GIVEN REQUEST =
Write out each line exactly as given. Leave the pictures out of your copy.

>>>>>

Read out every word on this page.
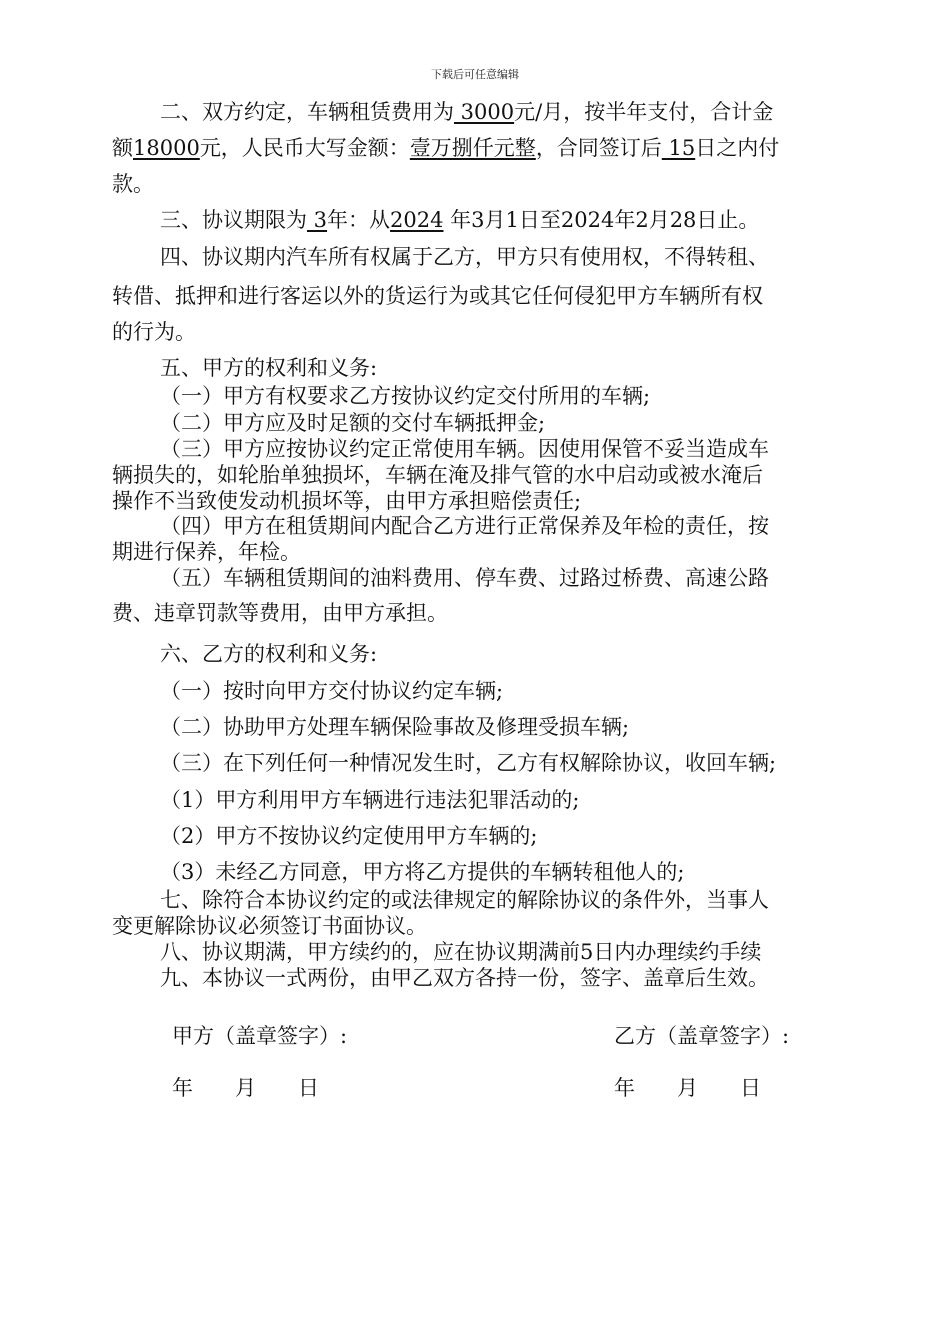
下载后可任意编辑
二、双方约定，车辆租赁费用为 3000元/月，按半年支付，合计金
额18000元，人民币大写金额：壹万捌仟元整，合同签订后 15日之内付
款。
三、协议期限为 3年：从2024 年3月1日至2024年2月28日止。
四、协议期内汽车所有权属于乙方，甲方只有使用权，不得转租、
转借、抵押和进行客运以外的货运行为或其它任何侵犯甲方车辆所有权
的行为。
五、甲方的权利和义务:
（一）甲方有权要求乙方按协议约定交付所用的车辆;
（二）甲方应及时足额的交付车辆抵押金;
（三）甲方应按协议约定正常使用车辆。因使用保管不妥当造成车
辆损失的，如轮胎单独损坏，车辆在淹及排气管的水中启动或被水淹后
操作不当致使发动机损坏等，由甲方承担赔偿责任;
（四）甲方在租赁期间内配合乙方进行正常保养及年检的责任，按
期进行保养，年检。
（五）车辆租赁期间的油料费用、停车费、过路过桥费、高速公路
费、违章罚款等费用，由甲方承担。
六、乙方的权利和义务:
（一）按时向甲方交付协议约定车辆;
（二）协助甲方处理车辆保险事故及修理受损车辆;
（三）在下列任何一种情况发生时，乙方有权解除协议，收回车辆;
（1）甲方利用甲方车辆进行违法犯罪活动的;
（2）甲方不按协议约定使用甲方车辆的;
（3）未经乙方同意，甲方将乙方提供的车辆转租他人的;
七、除符合本协议约定的或法律规定的解除协议的条件外，当事人
变更解除协议必须签订书面协议。
八、协议期满，甲方续约的，应在协议期满前5日内办理续约手续
九、本协议一式两份，由甲乙双方各持一份，签字、盖章后生效。
甲方（盖章签字）:	乙方（盖章签字）:
年　　月　　日	年　　月　　日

<<<<<

WRITTEN RESPONSE =
Read out every word on this page.
下载后可任意编辑
二、双方约定，车辆租赁费用为 3000元/月，按半年支付，合计金
额18000元，人民币大写金额：壹万捌仟元整，合同签订后 15日之内付
款。
三、协议期限为 3年：从2024 年3月1日至2024年2月28日止。
四、协议期内汽车所有权属于乙方，甲方只有使用权，不得转租、
转借、抵押和进行客运以外的货运行为或其它任何侵犯甲方车辆所有权
的行为。
五、甲方的权利和义务:
（一）甲方有权要求乙方按协议约定交付所用的车辆;
（二）甲方应及时足额的交付车辆抵押金;
（三）甲方应按协议约定正常使用车辆。因使用保管不妥当造成车
辆损失的，如轮胎单独损坏，车辆在淹及排气管的水中启动或被水淹后
操作不当致使发动机损坏等，由甲方承担赔偿责任;
（四）甲方在租赁期间内配合乙方进行正常保养及年检的责任，按
期进行保养，年检。
（五）车辆租赁期间的油料费用、停车费、过路过桥费、高速公路
费、违章罚款等费用，由甲方承担。
六、乙方的权利和义务:
（一）按时向甲方交付协议约定车辆;
（二）协助甲方处理车辆保险事故及修理受损车辆;
（三）在下列任何一种情况发生时，乙方有权解除协议，收回车辆;
（1）甲方利用甲方车辆进行违法犯罪活动的;
（2）甲方不按协议约定使用甲方车辆的;
（3）未经乙方同意，甲方将乙方提供的车辆转租他人的;
七、除符合本协议约定的或法律规定的解除协议的条件外，当事人
变更解除协议必须签订书面协议。
八、协议期满，甲方续约的，应在协议期满前5日内办理续约手续
九、本协议一式两份，由甲乙双方各持一份，签字、盖章后生效。
甲方（盖章签字）:	乙方（盖章签字）:
年　　月　　日	年　　月　　日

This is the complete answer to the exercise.